* Short exercise 1
Find every line in the entries that contains the string "elements", and copy each of those lines. Matching is case-sensitive.

Usage Guide

NeXusCreator can generate NeXus definitions (.nxd or YAML) from a variety of inputs and convert them into NeXus HDF5 files (.nxs). This guide shows the common CLI flows and illustrates what happens under the hood.

Installation Recap

python3 -m venv .venv
source .venv/bin/activate
python3 -m pip install .

This provides both the nexuscreator and nxc entry points. You can also invoke the module directly using python3 -m nexuscreator.

Region annotation entries
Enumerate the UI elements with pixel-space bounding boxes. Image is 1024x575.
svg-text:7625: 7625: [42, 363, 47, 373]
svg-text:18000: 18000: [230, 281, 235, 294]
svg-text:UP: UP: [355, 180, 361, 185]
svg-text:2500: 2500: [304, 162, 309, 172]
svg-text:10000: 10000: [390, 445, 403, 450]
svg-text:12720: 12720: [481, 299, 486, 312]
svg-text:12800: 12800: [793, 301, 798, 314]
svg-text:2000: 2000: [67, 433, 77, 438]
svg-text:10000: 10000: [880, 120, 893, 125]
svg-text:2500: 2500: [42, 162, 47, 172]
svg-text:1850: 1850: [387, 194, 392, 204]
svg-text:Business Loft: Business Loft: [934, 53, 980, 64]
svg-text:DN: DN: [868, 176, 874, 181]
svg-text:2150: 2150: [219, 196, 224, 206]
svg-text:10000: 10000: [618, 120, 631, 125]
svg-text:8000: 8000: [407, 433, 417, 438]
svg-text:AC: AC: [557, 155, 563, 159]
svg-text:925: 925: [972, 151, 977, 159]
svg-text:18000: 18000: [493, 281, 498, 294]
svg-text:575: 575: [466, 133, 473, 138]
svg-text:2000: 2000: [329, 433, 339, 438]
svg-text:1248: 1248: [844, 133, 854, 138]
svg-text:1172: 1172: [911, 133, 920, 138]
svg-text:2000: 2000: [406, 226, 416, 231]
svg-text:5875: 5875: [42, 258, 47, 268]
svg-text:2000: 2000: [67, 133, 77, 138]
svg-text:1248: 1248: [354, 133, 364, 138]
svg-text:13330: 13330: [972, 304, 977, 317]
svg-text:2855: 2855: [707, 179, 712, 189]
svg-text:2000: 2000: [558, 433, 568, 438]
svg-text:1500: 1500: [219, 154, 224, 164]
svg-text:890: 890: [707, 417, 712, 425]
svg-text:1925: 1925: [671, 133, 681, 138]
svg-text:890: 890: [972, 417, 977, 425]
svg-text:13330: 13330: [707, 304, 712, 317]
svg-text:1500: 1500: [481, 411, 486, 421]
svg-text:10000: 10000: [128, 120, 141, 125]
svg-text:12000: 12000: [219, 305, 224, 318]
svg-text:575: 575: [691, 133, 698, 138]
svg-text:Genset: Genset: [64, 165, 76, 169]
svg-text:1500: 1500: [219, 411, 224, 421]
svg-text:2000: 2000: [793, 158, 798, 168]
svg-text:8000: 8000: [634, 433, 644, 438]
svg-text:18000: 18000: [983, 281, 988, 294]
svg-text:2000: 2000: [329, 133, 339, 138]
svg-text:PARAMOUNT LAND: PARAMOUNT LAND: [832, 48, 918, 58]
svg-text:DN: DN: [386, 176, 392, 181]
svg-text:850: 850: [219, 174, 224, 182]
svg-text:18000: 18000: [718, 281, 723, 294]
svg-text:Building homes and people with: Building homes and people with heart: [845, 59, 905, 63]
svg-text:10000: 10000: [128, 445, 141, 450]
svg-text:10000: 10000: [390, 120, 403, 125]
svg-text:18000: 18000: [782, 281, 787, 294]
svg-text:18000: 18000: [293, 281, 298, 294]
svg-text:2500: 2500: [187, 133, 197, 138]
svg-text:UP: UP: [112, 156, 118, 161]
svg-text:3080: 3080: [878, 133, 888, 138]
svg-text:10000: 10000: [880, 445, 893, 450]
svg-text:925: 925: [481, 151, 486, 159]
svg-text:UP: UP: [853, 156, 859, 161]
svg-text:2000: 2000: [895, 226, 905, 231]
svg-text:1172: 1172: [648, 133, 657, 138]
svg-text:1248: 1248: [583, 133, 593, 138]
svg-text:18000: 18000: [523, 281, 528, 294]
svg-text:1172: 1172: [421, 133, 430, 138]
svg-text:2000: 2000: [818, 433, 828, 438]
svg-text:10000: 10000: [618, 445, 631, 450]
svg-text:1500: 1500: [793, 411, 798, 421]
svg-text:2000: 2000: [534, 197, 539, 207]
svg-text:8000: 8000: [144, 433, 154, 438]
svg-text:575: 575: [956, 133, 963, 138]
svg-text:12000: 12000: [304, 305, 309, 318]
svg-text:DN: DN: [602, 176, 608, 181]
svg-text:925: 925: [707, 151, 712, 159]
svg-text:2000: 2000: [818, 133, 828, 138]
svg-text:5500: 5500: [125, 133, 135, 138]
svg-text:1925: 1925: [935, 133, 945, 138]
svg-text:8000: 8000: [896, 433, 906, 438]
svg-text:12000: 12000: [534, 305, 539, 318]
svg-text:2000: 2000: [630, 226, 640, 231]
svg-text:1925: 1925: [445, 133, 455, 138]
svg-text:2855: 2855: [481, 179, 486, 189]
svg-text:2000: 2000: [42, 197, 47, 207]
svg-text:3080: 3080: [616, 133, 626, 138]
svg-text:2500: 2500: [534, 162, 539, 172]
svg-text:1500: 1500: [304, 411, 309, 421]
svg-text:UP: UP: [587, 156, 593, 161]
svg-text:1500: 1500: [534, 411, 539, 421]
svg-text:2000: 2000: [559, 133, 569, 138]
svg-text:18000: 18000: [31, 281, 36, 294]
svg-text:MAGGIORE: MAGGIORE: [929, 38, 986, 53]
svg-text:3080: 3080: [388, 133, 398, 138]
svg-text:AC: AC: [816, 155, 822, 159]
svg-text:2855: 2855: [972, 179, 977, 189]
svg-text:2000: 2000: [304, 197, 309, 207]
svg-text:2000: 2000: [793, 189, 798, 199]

---

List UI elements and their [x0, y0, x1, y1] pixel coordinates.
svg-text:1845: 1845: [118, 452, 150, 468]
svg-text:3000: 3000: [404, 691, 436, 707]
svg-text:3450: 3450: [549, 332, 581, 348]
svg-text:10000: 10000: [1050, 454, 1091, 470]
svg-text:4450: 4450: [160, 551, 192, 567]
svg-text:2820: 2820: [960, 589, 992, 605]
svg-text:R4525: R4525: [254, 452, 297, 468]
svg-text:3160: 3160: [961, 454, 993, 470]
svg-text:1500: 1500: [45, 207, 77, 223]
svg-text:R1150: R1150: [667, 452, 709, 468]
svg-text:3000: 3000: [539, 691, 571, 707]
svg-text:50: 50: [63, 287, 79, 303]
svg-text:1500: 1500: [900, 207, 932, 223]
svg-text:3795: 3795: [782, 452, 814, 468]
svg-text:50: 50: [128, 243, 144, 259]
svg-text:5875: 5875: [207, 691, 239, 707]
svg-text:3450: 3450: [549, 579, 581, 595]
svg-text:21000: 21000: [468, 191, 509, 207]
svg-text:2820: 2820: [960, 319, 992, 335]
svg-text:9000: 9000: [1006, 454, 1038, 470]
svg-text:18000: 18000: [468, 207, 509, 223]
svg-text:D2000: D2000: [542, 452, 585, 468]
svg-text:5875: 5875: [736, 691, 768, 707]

* Short exercise 2
Repeat the NeXusCreator usage guide word for word, in full.

* Right answer 1
Enumerate the UI elements with pixel-space bounding boxes. Image is 1024x575.
List UI elements and their [x0, y0, x1, y1] pixel coordinates.

* Right answer 2
Usage Guide

NeXusCreator can generate NeXus definitions (.nxd or YAML) from a variety of inputs and convert them into NeXus HDF5 files (.nxs). This guide shows the common CLI flows and illustrates what happens under the hood.

Installation Recap

python3 -m venv .venv
source .venv/bin/activate
python3 -m pip install .

This provides both the nexuscreator and nxc entry points. You can also invoke the module directly using python3 -m nexuscreator.